YOUR GOAL |
From the records below, copy every line that contains the word "村庄里的草木".

(Data entries)
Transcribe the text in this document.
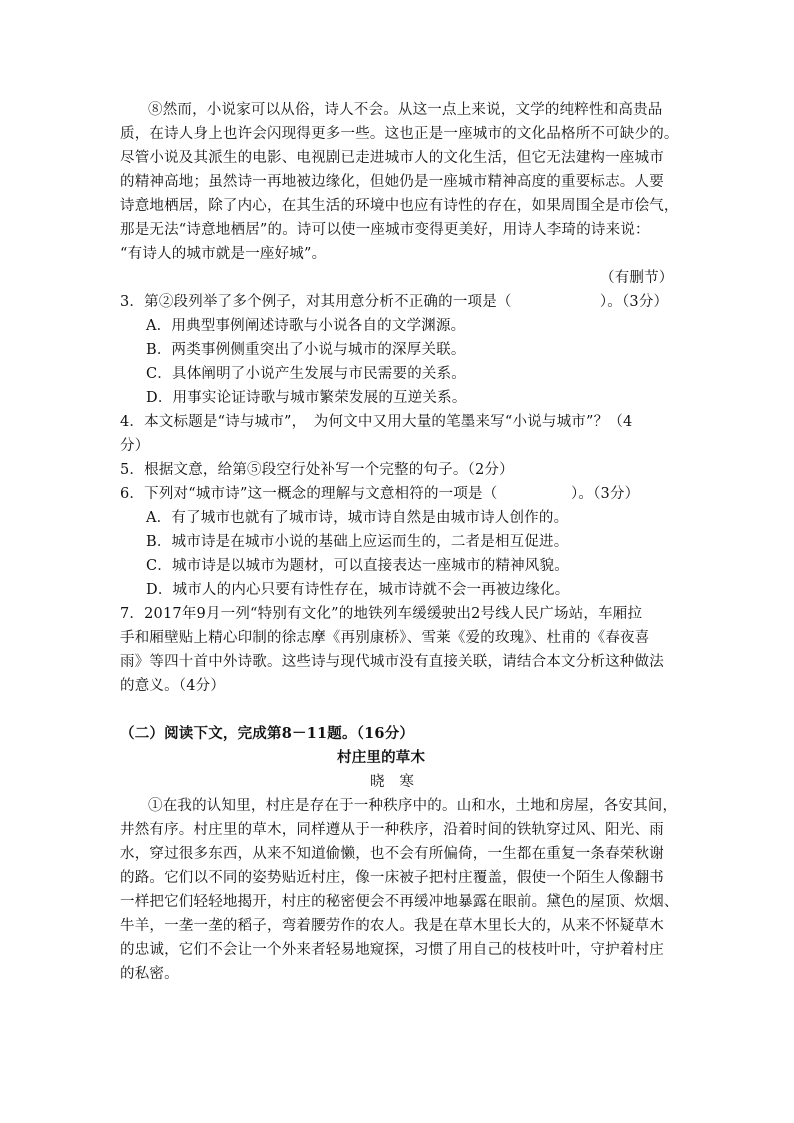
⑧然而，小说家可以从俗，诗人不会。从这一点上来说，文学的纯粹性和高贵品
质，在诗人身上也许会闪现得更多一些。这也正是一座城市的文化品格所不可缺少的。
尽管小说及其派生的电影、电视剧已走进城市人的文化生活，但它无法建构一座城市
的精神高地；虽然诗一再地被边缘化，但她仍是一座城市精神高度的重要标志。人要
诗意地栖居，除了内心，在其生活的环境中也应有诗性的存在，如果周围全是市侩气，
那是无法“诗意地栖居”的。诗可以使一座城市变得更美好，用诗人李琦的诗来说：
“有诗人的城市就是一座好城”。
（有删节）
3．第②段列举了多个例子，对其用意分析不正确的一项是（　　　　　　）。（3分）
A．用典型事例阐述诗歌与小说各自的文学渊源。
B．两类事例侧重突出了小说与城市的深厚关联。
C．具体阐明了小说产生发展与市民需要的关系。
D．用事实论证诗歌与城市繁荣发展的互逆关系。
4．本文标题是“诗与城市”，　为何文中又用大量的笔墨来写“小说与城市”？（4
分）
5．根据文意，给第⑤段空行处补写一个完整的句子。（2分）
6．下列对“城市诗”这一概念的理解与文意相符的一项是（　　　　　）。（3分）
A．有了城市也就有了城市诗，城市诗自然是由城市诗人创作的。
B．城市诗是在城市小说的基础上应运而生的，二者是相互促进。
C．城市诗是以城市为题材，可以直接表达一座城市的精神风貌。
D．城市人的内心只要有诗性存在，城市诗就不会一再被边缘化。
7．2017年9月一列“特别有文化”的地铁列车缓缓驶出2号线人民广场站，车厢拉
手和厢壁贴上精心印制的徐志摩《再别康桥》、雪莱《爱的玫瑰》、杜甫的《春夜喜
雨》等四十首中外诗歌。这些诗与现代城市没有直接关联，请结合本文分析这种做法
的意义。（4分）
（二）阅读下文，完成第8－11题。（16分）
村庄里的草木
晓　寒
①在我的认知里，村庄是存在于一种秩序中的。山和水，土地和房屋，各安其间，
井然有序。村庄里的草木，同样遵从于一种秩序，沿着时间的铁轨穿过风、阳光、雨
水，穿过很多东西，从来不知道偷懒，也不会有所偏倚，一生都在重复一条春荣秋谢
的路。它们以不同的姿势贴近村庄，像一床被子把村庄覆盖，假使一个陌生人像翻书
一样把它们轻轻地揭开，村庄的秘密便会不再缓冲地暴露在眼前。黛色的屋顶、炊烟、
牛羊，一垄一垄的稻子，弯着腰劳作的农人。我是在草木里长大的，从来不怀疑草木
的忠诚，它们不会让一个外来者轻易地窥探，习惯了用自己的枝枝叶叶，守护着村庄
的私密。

==

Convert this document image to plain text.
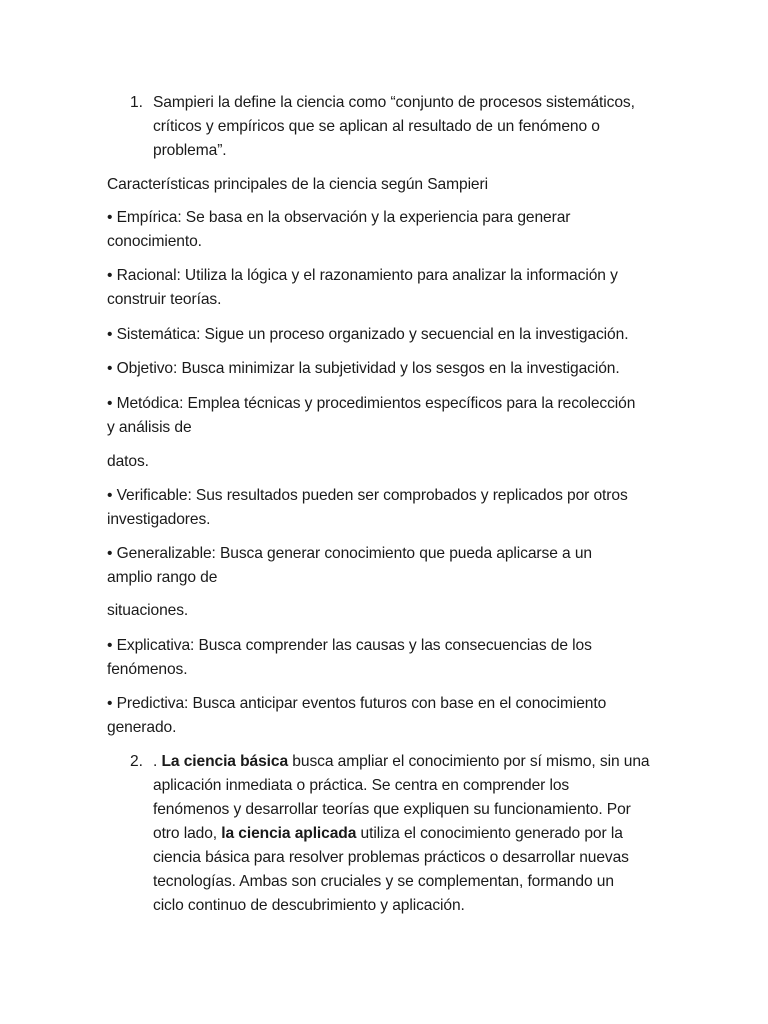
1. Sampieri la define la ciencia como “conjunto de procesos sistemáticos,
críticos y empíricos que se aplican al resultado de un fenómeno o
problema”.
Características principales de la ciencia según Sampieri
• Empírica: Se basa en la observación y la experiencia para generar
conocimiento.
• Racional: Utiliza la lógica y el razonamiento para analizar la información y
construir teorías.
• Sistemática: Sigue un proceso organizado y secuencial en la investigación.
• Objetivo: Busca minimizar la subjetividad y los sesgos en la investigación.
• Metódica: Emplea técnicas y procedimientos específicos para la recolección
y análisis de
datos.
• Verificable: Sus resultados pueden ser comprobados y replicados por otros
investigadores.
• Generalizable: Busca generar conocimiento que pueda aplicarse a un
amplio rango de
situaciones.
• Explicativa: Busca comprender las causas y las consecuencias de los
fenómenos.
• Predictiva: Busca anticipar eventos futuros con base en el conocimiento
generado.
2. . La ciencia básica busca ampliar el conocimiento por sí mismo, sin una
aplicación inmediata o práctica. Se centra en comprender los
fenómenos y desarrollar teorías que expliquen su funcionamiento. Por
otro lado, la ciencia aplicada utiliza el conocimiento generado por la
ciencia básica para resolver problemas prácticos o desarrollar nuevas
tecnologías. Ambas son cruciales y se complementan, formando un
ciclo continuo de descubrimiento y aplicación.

FINISHED EXERCISE |
村庄里的草木
井然有序。村庄里的草木，同样遵从于一种秩序，沿着时间的铁轨穿过风、阳光、雨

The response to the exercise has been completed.